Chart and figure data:
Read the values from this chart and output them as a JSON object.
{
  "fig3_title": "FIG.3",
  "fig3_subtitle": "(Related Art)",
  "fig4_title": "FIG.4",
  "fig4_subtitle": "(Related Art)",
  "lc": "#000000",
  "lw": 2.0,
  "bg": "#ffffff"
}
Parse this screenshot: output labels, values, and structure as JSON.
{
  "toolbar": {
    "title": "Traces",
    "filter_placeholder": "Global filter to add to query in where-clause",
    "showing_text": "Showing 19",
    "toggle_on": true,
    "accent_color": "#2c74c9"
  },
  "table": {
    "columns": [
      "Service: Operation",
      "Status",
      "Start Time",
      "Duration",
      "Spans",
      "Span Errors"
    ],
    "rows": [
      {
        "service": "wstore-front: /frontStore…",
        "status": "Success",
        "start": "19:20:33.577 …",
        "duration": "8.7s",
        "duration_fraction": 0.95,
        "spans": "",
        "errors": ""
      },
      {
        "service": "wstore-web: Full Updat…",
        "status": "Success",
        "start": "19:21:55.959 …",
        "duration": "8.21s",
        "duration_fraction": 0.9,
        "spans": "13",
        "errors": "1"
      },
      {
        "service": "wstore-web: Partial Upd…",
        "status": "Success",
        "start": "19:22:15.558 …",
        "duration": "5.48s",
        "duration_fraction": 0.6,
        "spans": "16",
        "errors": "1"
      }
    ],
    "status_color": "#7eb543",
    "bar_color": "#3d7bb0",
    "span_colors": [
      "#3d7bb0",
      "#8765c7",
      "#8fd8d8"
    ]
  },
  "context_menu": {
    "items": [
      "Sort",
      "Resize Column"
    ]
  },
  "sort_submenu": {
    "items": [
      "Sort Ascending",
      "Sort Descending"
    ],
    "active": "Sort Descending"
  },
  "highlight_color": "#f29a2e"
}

Prompt: Copy all the lines above that hold the string "output".

Exercise solution:
Read the values from this chart and output them as a JSON object.
Parse this screenshot: output labels, values, and structure as JSON.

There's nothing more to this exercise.